(Collected data entries)
###
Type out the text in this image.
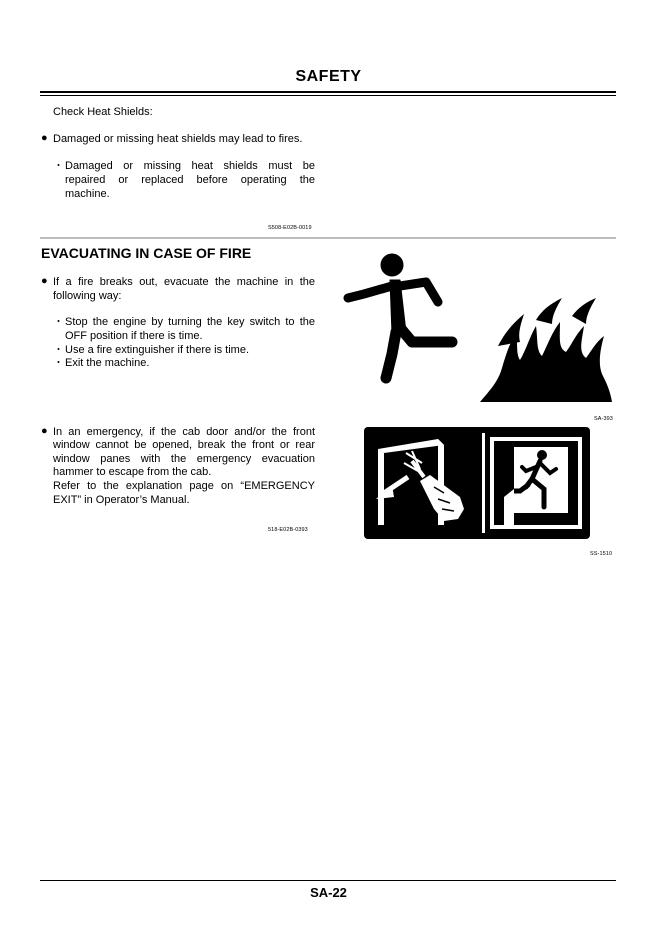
SAFETY
Check Heat Shields:
● Damaged or missing heat shields may lead to fires.
・ Damaged or missing heat shields must be
repaired or replaced before operating the
machine.
S508-E02B-0019
EVACUATING IN CASE OF FIRE
● If a fire breaks out, evacuate the machine in the
following way:
・ Stop the engine by turning the key switch to the
OFF position if there is time.
・ Use a fire extinguisher if there is time.
・ Exit the machine.
SA-393
● In an emergency, if the cab door and/or the front
window cannot be opened, break the front or rear
window panes with the emergency evacuation
hammer to escape from the cab.
Refer to the explanation page on “EMERGENCY
EXIT” in Operator’s Manual.
518-E02B-0393
SS-1510
SA-22
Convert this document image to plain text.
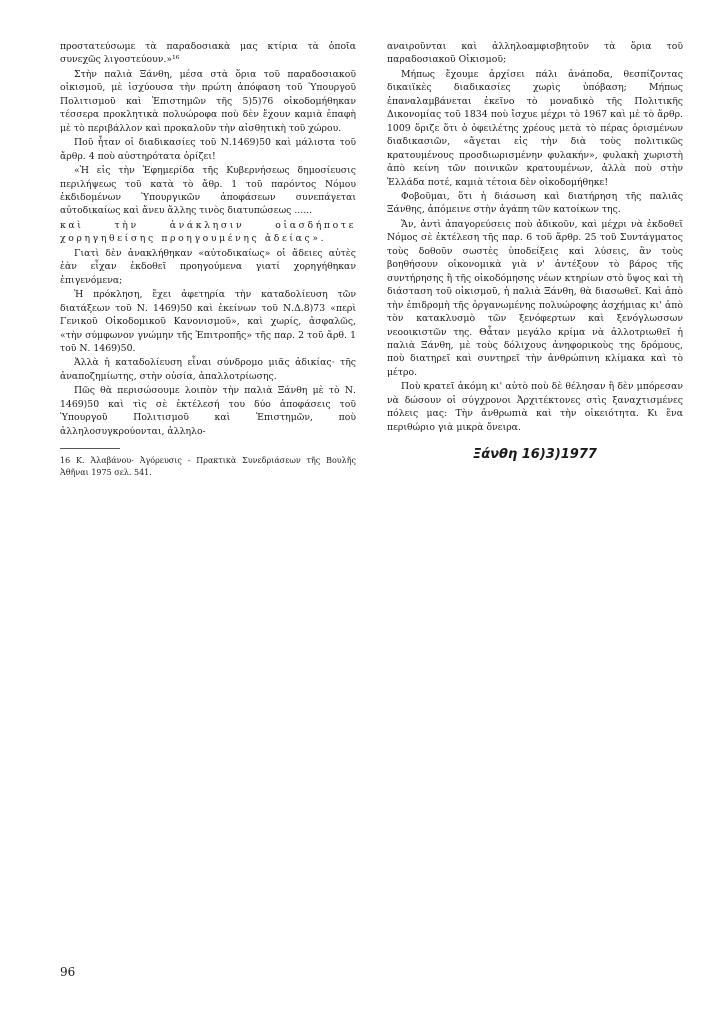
προστατεύσωμε τὰ παραδοσιακὰ μας κτίρια τὰ ὁποῖα συνεχῶς λιγοστεύουν.»¹⁶

Στὴν παλιὰ Ξάνθη, μέσα στὰ ὅρια τοῦ παραδοσιακοῦ οἰκισμοῦ, μὲ ἰσχύουσα τὴν πρώτη ἀπόφαση τοῦ Ὑπουργοῦ Πολιτισμοῦ καὶ Ἐπιστημῶν τῆς 5)5)76 οἰκοδομήθηκαν τέσσερα προκλητικὰ πολυώροφα ποὺ δὲν ἔχουν καμιὰ ἐπαφὴ μὲ τὸ περιβάλλον καὶ προκαλοῦν τὴν αἰσθητικὴ τοῦ χώρου.

Ποῦ ἦταν οἱ διαδικασίες τοῦ Ν.1469)50 καὶ μάλιστα τοῦ ἄρθρ. 4 ποὺ αὐστηρότατα ὁρίζει!

«Ἡ εἰς τὴν Ἐφημερίδα τῆς Κυβερνήσεως δημοσίευσις περιλήψεως τοῦ κατὰ τὸ ἄθρ. 1 τοῦ παρόντος Νόμου ἐκδιδομένων Ὑπουργικῶν ἀποφάσεων συνεπάγεται αὐτοδικαίως καὶ ἄνευ ἄλλης τινὸς διατυπώσεως ......

καὶ τὴν ἀνάκλησιν οἱασδήποτε χορηγηθείσης προηγουμένης ἀδείας».

Γιατὶ δὲν ἀνακλήθηκαν «αὐτοδικαίως» οἱ ἄδειες αὐτὲς ἐὰν εἶχαν ἐκδοθεῖ προηγούμενα γιατί χορηγήθηκαν ἐπιγενόμενα;

Ἡ πρόκληση, ἔχει ἀφετηρία τὴν καταδολίευση τῶν διατάξεων τοῦ Ν. 1469)50 καὶ ἐκείνων τοῦ Ν.Δ.8)73 «περὶ Γενικοῦ Οἰκοδομικοῦ Κανονισμοῦ», καὶ χωρίς, ἀσφαλῶς, «τὴν σύμφωνον γνώμην τῆς Ἐπιτροπῆς» τῆς παρ. 2 τοῦ ἄρθ. 1 τοῦ Ν. 1469)50.

Ἀλλὰ ἡ καταδολίευση εἶναι σύνδρομο μιᾶς ἀδικίας· τῆς ἀναποζημίωτης, στὴν οὐσία, ἀπαλλοτρίωσης.

Πῶς θὰ περισώσουμε λοιπὸν τὴν παλιὰ Ξάνθη μὲ τὸ Ν. 1469)50 καὶ τὶς σὲ ἐκτέλεσή του δύο ἀποφάσεις τοῦ Ὑπουργοῦ Πολιτισμοῦ καὶ Ἐπιστημῶν, ποὺ ἀλληλοσυγκρούονται, ἀλληλο-

16 Κ. Ἀλαβάνου- Ἀγόρευσις - Πρακτικὰ Συνεδριάσεων τῆς Βουλῆς Ἀθῆναι 1975 σελ. 541.

αναιροῦνται καὶ ἀλληλοαμφισβητοῦν τὰ ὅρια τοῦ παραδοσιακοῦ Οἰκισμοῦ;

Μήπως ἔχουμε ἀρχίσει πάλι ἀνάποδα, θεσπίζοντας δικαιϊκὲς διαδικασίες χωρὶς ὑπόβαση; Μήπως ἐπαναλαμβάνεται ἐκεῖνο τὸ μοναδικὸ τῆς Πολιτικῆς Δικονομίας τοῦ 1834 ποὺ ἴσχυε μέχρι τὸ 1967 καὶ μὲ τὸ ἄρθρ. 1009 ὅριζε ὅτι ὁ ὀφειλέτης χρέους μετὰ τὸ πέρας ὁρισμένων διαδικασιῶν, «ἄγεται εἰς τὴν διὰ τοὺς πολιτικῶς κρατουμένους προσδιωρισμένην φυλακήν», φυλακὴ χωριστὴ ἀπὸ κείνη τῶν ποινικῶν κρατουμένων, ἀλλὰ ποὺ στὴν Ἑλλάδα ποτέ, καμιὰ τέτοια δὲν οἰκοδομήθηκε!

Φοβοῦμαι, ὅτι ἡ διάσωση καὶ διατήρηση τῆς παλιᾶς Ξάνθης, ἀπόμεινε στὴν ἀγάπη τῶν κατοίκων της.

Ἄν, ἀντὶ ἀπαγορεύσεις ποὺ ἀδικοῦν, καὶ μέχρι νὰ ἐκδοθεῖ Νόμος σὲ ἐκτέλεση τῆς παρ. 6 τοῦ ἄρθρ. 25 τοῦ Συντάγματος τοὺς δοθοῦν σωστὲς ὑποδείξεις καὶ λύσεις, ἂν τοὺς βοηθήσουν οἰκονομικὰ γιὰ ν' ἀντέξουν τὸ βάρος τῆς συντήρησης ἢ τῆς οἰκοδόμησης νέων κτηρίων στὸ ὕψος καὶ τὴ διάσταση τοῦ οἰκισμοῦ, ἡ παλιὰ Ξάνθη, θὰ διασωθεῖ. Καὶ ἀπὸ τὴν ἐπιδρομὴ τῆς ὀργανωμένης πολυώροφης ἀσχήμιας κι' ἀπὸ τὸν κατακλυσμὸ τῶν ξενόφερτων καὶ ξενόγλωσσων νεοοικιστῶν της. Θἆταν μεγάλο κρίμα νὰ ἀλλοτριωθεῖ ἡ παλιὰ Ξάνθη, μὲ τοὺς δόλιχους ἀνηφορικοὺς της δρόμους, ποὺ διατηρεῖ καὶ συντηρεῖ τὴν ἀνθρώπινη κλίμακα καὶ τὸ μέτρο.

Ποὺ κρατεῖ ἀκόμη κι' αὐτὸ ποὺ δὲ θέλησαν ἢ δὲν μπόρεσαν νὰ δώσουν οἱ σύγχρονοι Ἀρχιτέκτονες στὶς ξαναχτισμένες πόλεις μας: Τὴν ἀνθρωπιὰ καὶ τὴν οἰκειότητα. Κι ἕνα περιθώριο γιὰ μικρὰ ὄνειρα.

Ξάνθη 16)3)1977
96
###
Repeat the material above verbatim. Leave the pictures behind.

Type out the text in this image.
SAFETY
Check Heat Shields:
● Damaged or missing heat shields may lead to fires.
・ Damaged or missing heat shields must be
repaired or replaced before operating the
machine.
S508-E02B-0019
EVACUATING IN CASE OF FIRE
● If a fire breaks out, evacuate the machine in the
following way:
・ Stop the engine by turning the key switch to the
OFF position if there is time.
・ Use a fire extinguisher if there is time.
・ Exit the machine.
SA-393
● In an emergency, if the cab door and/or the front
window cannot be opened, break the front or rear
window panes with the emergency evacuation
hammer to escape from the cab.
Refer to the explanation page on “EMERGENCY
EXIT” in Operator’s Manual.
518-E02B-0393
SS-1510
SA-22
Convert this document image to plain text.
προστατεύσωμε τὰ παραδοσιακὰ μας κτίρια τὰ ὁποῖα συνεχῶς λιγοστεύουν.»¹⁶

Στὴν παλιὰ Ξάνθη, μέσα στὰ ὅρια τοῦ παραδοσιακοῦ οἰκισμοῦ, μὲ ἰσχύουσα τὴν πρώτη ἀπόφαση τοῦ Ὑπουργοῦ Πολιτισμοῦ καὶ Ἐπιστημῶν τῆς 5)5)76 οἰκοδομήθηκαν τέσσερα προκλητικὰ πολυώροφα ποὺ δὲν ἔχουν καμιὰ ἐπαφὴ μὲ τὸ περιβάλλον καὶ προκαλοῦν τὴν αἰσθητικὴ τοῦ χώρου.

Ποῦ ἦταν οἱ διαδικασίες τοῦ Ν.1469)50 καὶ μάλιστα τοῦ ἄρθρ. 4 ποὺ αὐστηρότατα ὁρίζει!

«Ἡ εἰς τὴν Ἐφημερίδα τῆς Κυβερνήσεως δημοσίευσις περιλήψεως τοῦ κατὰ τὸ ἄθρ. 1 τοῦ παρόντος Νόμου ἐκδιδομένων Ὑπουργικῶν ἀποφάσεων συνεπάγεται αὐτοδικαίως καὶ ἄνευ ἄλλης τινὸς διατυπώσεως ......

καὶ τὴν ἀνάκλησιν οἱασδήποτε χορηγηθείσης προηγουμένης ἀδείας».

Γιατὶ δὲν ἀνακλήθηκαν «αὐτοδικαίως» οἱ ἄδειες αὐτὲς ἐὰν εἶχαν ἐκδοθεῖ προηγούμενα γιατί χορηγήθηκαν ἐπιγενόμενα;

Ἡ πρόκληση, ἔχει ἀφετηρία τὴν καταδολίευση τῶν διατάξεων τοῦ Ν. 1469)50 καὶ ἐκείνων τοῦ Ν.Δ.8)73 «περὶ Γενικοῦ Οἰκοδομικοῦ Κανονισμοῦ», καὶ χωρίς, ἀσφαλῶς, «τὴν σύμφωνον γνώμην τῆς Ἐπιτροπῆς» τῆς παρ. 2 τοῦ ἄρθ. 1 τοῦ Ν. 1469)50.

Ἀλλὰ ἡ καταδολίευση εἶναι σύνδρομο μιᾶς ἀδικίας· τῆς ἀναποζημίωτης, στὴν οὐσία, ἀπαλλοτρίωσης.

Πῶς θὰ περισώσουμε λοιπὸν τὴν παλιὰ Ξάνθη μὲ τὸ Ν. 1469)50 καὶ τὶς σὲ ἐκτέλεσή του δύο ἀποφάσεις τοῦ Ὑπουργοῦ Πολιτισμοῦ καὶ Ἐπιστημῶν, ποὺ ἀλληλοσυγκρούονται, ἀλληλο-

16 Κ. Ἀλαβάνου- Ἀγόρευσις - Πρακτικὰ Συνεδριάσεων τῆς Βουλῆς Ἀθῆναι 1975 σελ. 541.

αναιροῦνται καὶ ἀλληλοαμφισβητοῦν τὰ ὅρια τοῦ παραδοσιακοῦ Οἰκισμοῦ;

Μήπως ἔχουμε ἀρχίσει πάλι ἀνάποδα, θεσπίζοντας δικαιϊκὲς διαδικασίες χωρὶς ὑπόβαση; Μήπως ἐπαναλαμβάνεται ἐκεῖνο τὸ μοναδικὸ τῆς Πολιτικῆς Δικονομίας τοῦ 1834 ποὺ ἴσχυε μέχρι τὸ 1967 καὶ μὲ τὸ ἄρθρ. 1009 ὅριζε ὅτι ὁ ὀφειλέτης χρέους μετὰ τὸ πέρας ὁρισμένων διαδικασιῶν, «ἄγεται εἰς τὴν διὰ τοὺς πολιτικῶς κρατουμένους προσδιωρισμένην φυλακήν», φυλακὴ χωριστὴ ἀπὸ κείνη τῶν ποινικῶν κρατουμένων, ἀλλὰ ποὺ στὴν Ἑλλάδα ποτέ, καμιὰ τέτοια δὲν οἰκοδομήθηκε!

Φοβοῦμαι, ὅτι ἡ διάσωση καὶ διατήρηση τῆς παλιᾶς Ξάνθης, ἀπόμεινε στὴν ἀγάπη τῶν κατοίκων της.

Ἄν, ἀντὶ ἀπαγορεύσεις ποὺ ἀδικοῦν, καὶ μέχρι νὰ ἐκδοθεῖ Νόμος σὲ ἐκτέλεση τῆς παρ. 6 τοῦ ἄρθρ. 25 τοῦ Συντάγματος τοὺς δοθοῦν σωστὲς ὑποδείξεις καὶ λύσεις, ἂν τοὺς βοηθήσουν οἰκονομικὰ γιὰ ν' ἀντέξουν τὸ βάρος τῆς συντήρησης ἢ τῆς οἰκοδόμησης νέων κτηρίων στὸ ὕψος καὶ τὴ διάσταση τοῦ οἰκισμοῦ, ἡ παλιὰ Ξάνθη, θὰ διασωθεῖ. Καὶ ἀπὸ τὴν ἐπιδρομὴ τῆς ὀργανωμένης πολυώροφης ἀσχήμιας κι' ἀπὸ τὸν κατακλυσμὸ τῶν ξενόφερτων καὶ ξενόγλωσσων νεοοικιστῶν της. Θἆταν μεγάλο κρίμα νὰ ἀλλοτριωθεῖ ἡ παλιὰ Ξάνθη, μὲ τοὺς δόλιχους ἀνηφορικοὺς της δρόμους, ποὺ διατηρεῖ καὶ συντηρεῖ τὴν ἀνθρώπινη κλίμακα καὶ τὸ μέτρο.

Ποὺ κρατεῖ ἀκόμη κι' αὐτὸ ποὺ δὲ θέλησαν ἢ δὲν μπόρεσαν νὰ δώσουν οἱ σύγχρονοι Ἀρχιτέκτονες στὶς ξαναχτισμένες πόλεις μας: Τὴν ἀνθρωπιὰ καὶ τὴν οἰκειότητα. Κι ἕνα περιθώριο γιὰ μικρὰ ὄνειρα.

Ξάνθη 16)3)1977
96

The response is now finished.